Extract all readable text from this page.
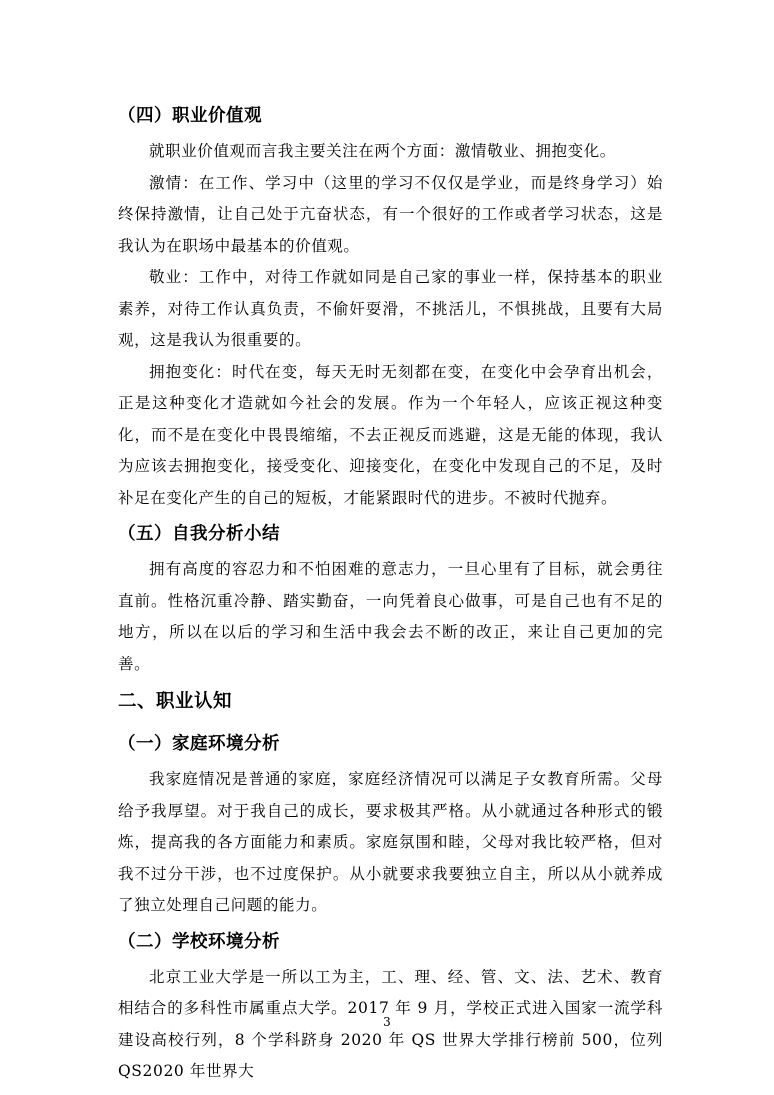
（四）职业价值观

就职业价值观而言我主要关注在两个方面：激情敬业、拥抱变化。

激情：在工作、学习中（这里的学习不仅仅是学业，而是终身学习）始终保持激情，让自己处于亢奋状态，有一个很好的工作或者学习状态，这是我认为在职场中最基本的价值观。

敬业：工作中，对待工作就如同是自己家的事业一样，保持基本的职业素养，对待工作认真负责，不偷奸耍滑，不挑活儿，不惧挑战，且要有大局观，这是我认为很重要的。

拥抱变化：时代在变，每天无时无刻都在变，在变化中会孕育出机会，正是这种变化才造就如今社会的发展。作为一个年轻人，应该正视这种变化，而不是在变化中畏畏缩缩，不去正视反而逃避，这是无能的体现，我认为应该去拥抱变化，接受变化、迎接变化，在变化中发现自己的不足，及时补足在变化产生的自己的短板，才能紧跟时代的进步。不被时代抛弃。

（五）自我分析小结

拥有高度的容忍力和不怕困难的意志力，一旦心里有了目标，就会勇往直前。性格沉重冷静、踏实勤奋，一向凭着良心做事，可是自己也有不足的地方，所以在以后的学习和生活中我会去不断的改正，来让自己更加的完善。

二、职业认知
（一）家庭环境分析

我家庭情况是普通的家庭，家庭经济情况可以满足子女教育所需。父母给予我厚望。对于我自己的成长，要求极其严格。从小就通过各种形式的锻炼，提高我的各方面能力和素质。家庭氛围和睦，父母对我比较严格，但对我不过分干涉，也不过度保护。从小就要求我要独立自主，所以从小就养成了独立处理自己问题的能力。

（二）学校环境分析

北京工业大学是一所以工为主，工、理、经、管、文、法、艺术、教育相结合的多科性市属重点大学。2017 年 9 月，学校正式进入国家一流学科建设高校行列，8 个学科跻身 2020 年 QS 世界大学排行榜前 500，位列 QS2020 年世界大

3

• • • •

#### WHAT YOU NEED TO DO
Repeat all of the data above word for word, minus the pictures.

#### TASK RESPONSE
Extract all readable text from this page.
（四）职业价值观

就职业价值观而言我主要关注在两个方面：激情敬业、拥抱变化。

激情：在工作、学习中（这里的学习不仅仅是学业，而是终身学习）始终保持激情，让自己处于亢奋状态，有一个很好的工作或者学习状态，这是我认为在职场中最基本的价值观。

敬业：工作中，对待工作就如同是自己家的事业一样，保持基本的职业素养，对待工作认真负责，不偷奸耍滑，不挑活儿，不惧挑战，且要有大局观，这是我认为很重要的。

拥抱变化：时代在变，每天无时无刻都在变，在变化中会孕育出机会，正是这种变化才造就如今社会的发展。作为一个年轻人，应该正视这种变化，而不是在变化中畏畏缩缩，不去正视反而逃避，这是无能的体现，我认为应该去拥抱变化，接受变化、迎接变化，在变化中发现自己的不足，及时补足在变化产生的自己的短板，才能紧跟时代的进步。不被时代抛弃。

（五）自我分析小结

拥有高度的容忍力和不怕困难的意志力，一旦心里有了目标，就会勇往直前。性格沉重冷静、踏实勤奋，一向凭着良心做事，可是自己也有不足的地方，所以在以后的学习和生活中我会去不断的改正，来让自己更加的完善。

二、职业认知
（一）家庭环境分析

我家庭情况是普通的家庭，家庭经济情况可以满足子女教育所需。父母给予我厚望。对于我自己的成长，要求极其严格。从小就通过各种形式的锻炼，提高我的各方面能力和素质。家庭氛围和睦，父母对我比较严格，但对我不过分干涉，也不过度保护。从小就要求我要独立自主，所以从小就养成了独立处理自己问题的能力。

（二）学校环境分析

北京工业大学是一所以工为主，工、理、经、管、文、法、艺术、教育相结合的多科性市属重点大学。2017 年 9 月，学校正式进入国家一流学科建设高校行列，8 个学科跻身 2020 年 QS 世界大学排行榜前 500，位列 QS2020 年世界大

3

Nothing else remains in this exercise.